Dataset records:
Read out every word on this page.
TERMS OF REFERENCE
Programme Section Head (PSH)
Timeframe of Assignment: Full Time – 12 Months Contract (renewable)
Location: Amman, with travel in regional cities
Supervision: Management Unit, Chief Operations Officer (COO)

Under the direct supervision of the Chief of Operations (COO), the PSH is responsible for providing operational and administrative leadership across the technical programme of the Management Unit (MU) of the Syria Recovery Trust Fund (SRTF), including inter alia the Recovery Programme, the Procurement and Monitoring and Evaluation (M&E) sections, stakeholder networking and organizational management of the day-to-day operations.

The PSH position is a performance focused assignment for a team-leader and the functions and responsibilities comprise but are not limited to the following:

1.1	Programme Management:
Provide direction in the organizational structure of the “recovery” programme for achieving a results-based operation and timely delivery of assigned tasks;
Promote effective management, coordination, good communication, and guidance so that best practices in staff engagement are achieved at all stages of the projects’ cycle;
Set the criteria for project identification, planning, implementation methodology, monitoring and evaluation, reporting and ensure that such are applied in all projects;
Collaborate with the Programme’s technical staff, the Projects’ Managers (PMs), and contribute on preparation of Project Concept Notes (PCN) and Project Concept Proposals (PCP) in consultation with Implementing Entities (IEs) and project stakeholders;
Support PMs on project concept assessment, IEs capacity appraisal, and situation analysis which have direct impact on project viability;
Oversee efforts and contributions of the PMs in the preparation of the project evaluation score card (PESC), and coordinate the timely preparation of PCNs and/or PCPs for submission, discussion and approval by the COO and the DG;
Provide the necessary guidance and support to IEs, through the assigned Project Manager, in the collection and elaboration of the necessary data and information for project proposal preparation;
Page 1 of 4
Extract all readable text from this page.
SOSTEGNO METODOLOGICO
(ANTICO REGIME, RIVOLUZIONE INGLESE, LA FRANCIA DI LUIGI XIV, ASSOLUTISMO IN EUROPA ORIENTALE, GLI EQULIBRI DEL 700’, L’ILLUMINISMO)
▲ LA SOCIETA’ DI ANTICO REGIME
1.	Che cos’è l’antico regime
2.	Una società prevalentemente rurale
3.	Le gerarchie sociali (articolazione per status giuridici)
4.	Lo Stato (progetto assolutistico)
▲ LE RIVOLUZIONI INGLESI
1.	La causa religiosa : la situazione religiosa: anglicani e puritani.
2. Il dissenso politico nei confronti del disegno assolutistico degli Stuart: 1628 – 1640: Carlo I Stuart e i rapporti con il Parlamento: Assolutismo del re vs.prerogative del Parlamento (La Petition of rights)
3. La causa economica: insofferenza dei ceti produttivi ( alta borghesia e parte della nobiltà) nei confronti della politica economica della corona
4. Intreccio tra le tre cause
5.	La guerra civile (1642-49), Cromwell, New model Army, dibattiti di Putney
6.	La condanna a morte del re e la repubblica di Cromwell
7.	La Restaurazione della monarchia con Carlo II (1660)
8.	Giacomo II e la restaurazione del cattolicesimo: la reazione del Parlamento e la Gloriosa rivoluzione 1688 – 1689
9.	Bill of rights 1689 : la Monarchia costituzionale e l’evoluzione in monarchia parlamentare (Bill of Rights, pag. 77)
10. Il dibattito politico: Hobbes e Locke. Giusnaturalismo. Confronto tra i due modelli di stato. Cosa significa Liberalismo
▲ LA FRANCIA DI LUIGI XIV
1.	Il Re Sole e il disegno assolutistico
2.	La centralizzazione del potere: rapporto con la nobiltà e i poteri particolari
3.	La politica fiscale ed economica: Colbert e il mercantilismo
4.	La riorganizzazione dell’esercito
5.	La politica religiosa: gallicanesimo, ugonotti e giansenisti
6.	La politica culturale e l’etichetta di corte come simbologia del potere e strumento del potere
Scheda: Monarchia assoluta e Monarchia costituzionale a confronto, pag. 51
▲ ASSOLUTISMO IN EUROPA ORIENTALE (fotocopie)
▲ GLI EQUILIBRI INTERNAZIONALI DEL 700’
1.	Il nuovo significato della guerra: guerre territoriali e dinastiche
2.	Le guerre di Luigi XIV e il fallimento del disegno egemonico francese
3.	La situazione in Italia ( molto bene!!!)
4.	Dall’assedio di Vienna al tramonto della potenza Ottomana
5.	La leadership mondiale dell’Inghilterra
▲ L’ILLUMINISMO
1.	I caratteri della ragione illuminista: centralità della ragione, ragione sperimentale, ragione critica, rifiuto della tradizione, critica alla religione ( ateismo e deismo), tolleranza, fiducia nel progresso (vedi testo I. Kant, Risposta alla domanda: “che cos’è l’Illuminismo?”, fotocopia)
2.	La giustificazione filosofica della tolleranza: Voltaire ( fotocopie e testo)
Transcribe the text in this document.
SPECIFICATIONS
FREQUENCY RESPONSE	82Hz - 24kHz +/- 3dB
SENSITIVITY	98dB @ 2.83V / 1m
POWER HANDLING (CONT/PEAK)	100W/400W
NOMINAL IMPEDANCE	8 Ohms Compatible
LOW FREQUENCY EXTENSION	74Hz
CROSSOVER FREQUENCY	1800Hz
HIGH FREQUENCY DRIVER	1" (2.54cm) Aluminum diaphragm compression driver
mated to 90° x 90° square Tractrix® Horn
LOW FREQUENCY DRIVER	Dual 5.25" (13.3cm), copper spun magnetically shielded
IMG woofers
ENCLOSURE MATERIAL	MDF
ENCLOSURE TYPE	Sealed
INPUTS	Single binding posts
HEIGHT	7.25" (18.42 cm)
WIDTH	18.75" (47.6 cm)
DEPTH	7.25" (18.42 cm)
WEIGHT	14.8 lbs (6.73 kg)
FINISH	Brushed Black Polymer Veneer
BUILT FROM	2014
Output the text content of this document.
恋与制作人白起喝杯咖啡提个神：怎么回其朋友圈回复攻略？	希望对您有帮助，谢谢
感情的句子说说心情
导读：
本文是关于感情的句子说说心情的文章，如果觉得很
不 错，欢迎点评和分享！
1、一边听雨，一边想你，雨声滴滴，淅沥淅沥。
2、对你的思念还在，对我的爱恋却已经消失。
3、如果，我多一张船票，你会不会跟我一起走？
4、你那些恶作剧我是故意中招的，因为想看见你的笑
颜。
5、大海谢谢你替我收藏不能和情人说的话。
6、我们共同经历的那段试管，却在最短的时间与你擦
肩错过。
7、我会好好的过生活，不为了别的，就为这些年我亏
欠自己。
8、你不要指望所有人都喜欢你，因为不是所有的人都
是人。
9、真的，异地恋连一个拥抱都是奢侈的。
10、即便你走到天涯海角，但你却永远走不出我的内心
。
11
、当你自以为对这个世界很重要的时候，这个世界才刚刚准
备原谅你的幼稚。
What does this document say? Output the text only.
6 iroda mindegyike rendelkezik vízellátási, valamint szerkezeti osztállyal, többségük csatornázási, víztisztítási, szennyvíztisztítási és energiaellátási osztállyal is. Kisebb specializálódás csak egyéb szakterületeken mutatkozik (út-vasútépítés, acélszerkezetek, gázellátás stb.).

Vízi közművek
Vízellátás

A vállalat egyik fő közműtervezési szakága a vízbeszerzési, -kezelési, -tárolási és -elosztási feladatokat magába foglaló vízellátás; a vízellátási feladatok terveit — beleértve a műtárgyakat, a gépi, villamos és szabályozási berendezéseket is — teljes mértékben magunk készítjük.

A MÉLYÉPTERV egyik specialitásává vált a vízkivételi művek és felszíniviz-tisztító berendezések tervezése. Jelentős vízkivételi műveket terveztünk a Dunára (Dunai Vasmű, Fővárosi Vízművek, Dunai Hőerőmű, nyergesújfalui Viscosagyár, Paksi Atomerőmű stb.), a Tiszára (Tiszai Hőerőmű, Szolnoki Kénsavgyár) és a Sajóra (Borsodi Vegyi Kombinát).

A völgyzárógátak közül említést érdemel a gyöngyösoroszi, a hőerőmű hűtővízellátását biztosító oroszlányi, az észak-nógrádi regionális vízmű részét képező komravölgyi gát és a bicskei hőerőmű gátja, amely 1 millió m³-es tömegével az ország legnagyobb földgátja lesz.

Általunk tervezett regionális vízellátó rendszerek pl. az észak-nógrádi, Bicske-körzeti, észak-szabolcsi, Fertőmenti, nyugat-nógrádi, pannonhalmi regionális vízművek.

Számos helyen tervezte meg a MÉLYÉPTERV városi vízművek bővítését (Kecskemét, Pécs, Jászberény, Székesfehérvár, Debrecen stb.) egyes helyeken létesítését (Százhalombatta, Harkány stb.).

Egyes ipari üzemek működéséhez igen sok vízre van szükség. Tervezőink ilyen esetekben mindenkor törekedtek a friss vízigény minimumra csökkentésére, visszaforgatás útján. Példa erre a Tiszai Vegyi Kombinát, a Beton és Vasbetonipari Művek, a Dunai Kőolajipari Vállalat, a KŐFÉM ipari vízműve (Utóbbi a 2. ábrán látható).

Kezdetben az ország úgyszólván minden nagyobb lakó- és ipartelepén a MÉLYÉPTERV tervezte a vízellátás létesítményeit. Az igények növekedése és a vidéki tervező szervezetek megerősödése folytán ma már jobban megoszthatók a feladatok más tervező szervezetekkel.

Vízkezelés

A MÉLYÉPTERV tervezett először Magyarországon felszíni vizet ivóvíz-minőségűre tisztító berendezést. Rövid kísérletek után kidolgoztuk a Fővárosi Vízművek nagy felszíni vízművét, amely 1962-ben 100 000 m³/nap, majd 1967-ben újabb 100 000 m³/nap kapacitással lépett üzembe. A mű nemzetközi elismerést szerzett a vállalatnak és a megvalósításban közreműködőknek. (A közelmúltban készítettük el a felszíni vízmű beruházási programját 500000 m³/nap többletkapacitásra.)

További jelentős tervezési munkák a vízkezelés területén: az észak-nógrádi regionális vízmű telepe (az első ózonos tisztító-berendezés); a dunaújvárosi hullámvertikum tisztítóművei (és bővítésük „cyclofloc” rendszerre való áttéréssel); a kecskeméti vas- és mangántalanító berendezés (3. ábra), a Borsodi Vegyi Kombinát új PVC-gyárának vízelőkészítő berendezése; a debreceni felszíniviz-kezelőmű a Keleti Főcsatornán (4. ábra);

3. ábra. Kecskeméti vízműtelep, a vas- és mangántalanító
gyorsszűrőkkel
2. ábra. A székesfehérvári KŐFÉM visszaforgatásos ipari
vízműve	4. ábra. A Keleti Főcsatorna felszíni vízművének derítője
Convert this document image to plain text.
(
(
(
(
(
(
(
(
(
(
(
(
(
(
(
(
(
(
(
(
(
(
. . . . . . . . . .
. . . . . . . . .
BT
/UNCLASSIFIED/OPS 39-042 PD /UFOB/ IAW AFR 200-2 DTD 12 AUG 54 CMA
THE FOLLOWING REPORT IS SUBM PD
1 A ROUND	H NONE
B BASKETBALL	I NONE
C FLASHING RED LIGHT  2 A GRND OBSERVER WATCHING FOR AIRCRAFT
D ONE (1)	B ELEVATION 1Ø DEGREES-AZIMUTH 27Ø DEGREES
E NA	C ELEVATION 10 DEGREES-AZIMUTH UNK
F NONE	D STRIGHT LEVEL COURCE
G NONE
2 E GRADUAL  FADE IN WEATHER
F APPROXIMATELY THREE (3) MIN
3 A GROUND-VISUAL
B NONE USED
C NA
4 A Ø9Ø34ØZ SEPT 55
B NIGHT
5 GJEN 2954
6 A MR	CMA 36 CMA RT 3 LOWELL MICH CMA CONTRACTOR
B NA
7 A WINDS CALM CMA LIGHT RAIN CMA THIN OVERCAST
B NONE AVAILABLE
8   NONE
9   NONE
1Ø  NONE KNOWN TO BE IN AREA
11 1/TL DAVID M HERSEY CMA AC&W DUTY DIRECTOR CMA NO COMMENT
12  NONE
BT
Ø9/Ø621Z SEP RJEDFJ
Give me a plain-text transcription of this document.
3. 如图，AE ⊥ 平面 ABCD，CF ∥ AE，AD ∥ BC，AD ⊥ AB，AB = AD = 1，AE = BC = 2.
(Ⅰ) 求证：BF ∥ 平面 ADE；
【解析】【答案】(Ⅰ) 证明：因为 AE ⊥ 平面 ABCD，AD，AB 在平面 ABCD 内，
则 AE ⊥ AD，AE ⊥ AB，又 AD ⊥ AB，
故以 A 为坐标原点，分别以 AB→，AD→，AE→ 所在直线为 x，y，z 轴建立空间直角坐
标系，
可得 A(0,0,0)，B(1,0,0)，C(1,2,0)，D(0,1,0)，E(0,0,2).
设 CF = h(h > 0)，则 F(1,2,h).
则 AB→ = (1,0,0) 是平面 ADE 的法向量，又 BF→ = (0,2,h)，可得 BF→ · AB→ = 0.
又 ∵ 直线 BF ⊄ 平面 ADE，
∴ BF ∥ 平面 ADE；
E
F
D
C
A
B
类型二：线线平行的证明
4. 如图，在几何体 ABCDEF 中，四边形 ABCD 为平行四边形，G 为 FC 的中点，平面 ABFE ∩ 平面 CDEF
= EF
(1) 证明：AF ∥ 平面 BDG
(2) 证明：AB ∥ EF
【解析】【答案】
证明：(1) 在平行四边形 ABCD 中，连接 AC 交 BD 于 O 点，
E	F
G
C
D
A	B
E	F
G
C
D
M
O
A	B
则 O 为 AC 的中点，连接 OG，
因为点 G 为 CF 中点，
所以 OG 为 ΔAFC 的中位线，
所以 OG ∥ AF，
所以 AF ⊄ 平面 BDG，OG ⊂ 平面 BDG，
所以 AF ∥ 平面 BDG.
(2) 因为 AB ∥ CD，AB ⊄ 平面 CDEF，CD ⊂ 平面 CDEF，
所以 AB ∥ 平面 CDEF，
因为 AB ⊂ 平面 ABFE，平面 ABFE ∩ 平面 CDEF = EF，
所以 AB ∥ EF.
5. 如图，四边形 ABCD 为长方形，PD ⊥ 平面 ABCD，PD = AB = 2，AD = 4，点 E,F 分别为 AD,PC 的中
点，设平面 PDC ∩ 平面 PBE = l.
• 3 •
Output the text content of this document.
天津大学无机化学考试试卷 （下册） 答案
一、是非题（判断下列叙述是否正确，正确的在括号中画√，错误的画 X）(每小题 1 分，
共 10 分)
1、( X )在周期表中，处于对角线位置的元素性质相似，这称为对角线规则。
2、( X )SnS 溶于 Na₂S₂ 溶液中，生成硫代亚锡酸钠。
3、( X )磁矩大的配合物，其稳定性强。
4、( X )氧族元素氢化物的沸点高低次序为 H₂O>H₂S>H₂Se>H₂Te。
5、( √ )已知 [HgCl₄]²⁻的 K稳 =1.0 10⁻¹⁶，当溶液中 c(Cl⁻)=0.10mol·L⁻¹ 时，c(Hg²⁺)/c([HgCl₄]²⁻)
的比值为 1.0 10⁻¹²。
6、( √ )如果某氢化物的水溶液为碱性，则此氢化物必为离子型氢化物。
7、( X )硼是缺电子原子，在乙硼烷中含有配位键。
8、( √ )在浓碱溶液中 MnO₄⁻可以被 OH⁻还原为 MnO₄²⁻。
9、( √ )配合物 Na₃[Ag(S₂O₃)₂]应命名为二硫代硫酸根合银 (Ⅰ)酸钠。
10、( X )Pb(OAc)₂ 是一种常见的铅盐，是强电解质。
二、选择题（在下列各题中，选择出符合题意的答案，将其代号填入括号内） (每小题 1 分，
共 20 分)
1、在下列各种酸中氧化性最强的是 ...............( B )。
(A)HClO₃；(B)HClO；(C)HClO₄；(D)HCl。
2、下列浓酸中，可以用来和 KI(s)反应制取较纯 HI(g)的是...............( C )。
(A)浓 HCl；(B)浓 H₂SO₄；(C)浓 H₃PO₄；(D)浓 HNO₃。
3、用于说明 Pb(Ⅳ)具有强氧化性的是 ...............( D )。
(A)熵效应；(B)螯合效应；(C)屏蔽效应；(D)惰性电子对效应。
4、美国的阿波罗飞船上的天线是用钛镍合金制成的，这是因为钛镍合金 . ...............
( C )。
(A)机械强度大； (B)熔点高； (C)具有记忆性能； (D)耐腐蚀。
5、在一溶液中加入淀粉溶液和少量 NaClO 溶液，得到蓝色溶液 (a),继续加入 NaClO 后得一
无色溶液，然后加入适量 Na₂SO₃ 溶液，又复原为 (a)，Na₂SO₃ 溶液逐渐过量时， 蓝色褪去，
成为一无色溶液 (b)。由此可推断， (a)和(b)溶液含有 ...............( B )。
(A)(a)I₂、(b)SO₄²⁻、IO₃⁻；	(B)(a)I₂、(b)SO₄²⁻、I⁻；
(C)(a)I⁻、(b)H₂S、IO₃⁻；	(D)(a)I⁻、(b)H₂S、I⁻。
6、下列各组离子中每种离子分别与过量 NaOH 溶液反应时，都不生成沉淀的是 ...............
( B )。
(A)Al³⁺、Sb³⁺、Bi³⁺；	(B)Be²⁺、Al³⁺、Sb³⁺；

WHAT YOU ARE ASKED TO DO: Select all lines with the word "vízellátási" from the entries above.

TASK RESPONSE:
6 iroda mindegyike rendelkezik vízellátási, valamint szerkezeti osztállyal, többségük csatornázási, víztisztítási, szennyvíztisztítási és energiaellátási osztállyal is. Kisebb specializálódás csak egyéb szakterületeken mutatkozik (út-vasútépítés, acélszerkezetek, gázellátás stb.).
A vállalat egyik fő közműtervezési szakága a vízbeszerzési, -kezelési, -tárolási és -elosztási feladatokat magába foglaló vízellátás; a vízellátási feladatok terveit — beleértve a műtárgyakat, a gépi, villamos és szabályozási berendezéseket is — teljes mértékben magunk készítjük.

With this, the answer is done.